(Records that describe figures)

----------------------------------------

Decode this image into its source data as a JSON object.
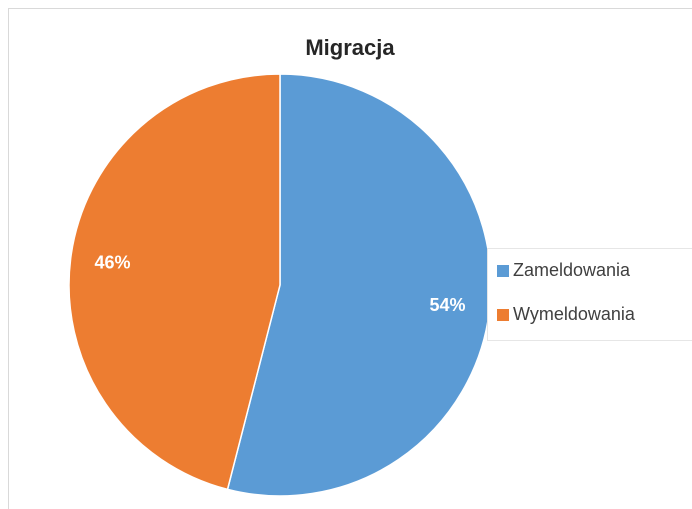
{
  "chart_data": {
    "type": "pie",
    "title": "Migracja",
    "categories": [
      "Zameldowania",
      "Wymeldowania"
    ],
    "values": [
      54,
      46
    ],
    "value_labels": [
      "54%",
      "46%"
    ],
    "colors": [
      "#5b9bd5",
      "#ed7d31"
    ],
    "legend": "right"
  }
}
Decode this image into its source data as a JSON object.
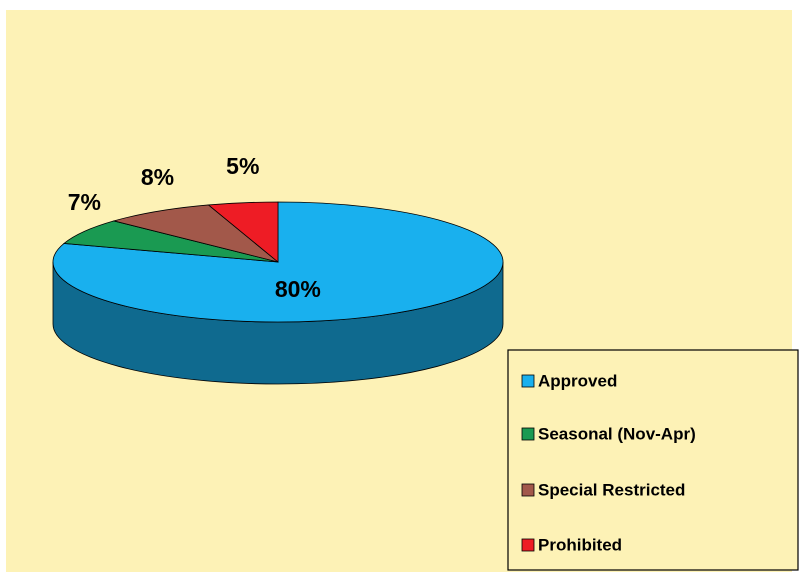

----------------------------------------

→ **WHAT TO PRODUCE**: Repeat the data exactly in full, omitting its pictures.

→ **RESPONSE TO THIS TASK**:
Decode this image into its source data as a JSON object.
{
  "chart_data": {
    "type": "pie",
    "title": "Migracja",
    "categories": [
      "Zameldowania",
      "Wymeldowania"
    ],
    "values": [
      54,
      46
    ],
    "value_labels": [
      "54%",
      "46%"
    ],
    "colors": [
      "#5b9bd5",
      "#ed7d31"
    ],
    "legend": "right"
  }
}
Decode this image into its source data as a JSON object.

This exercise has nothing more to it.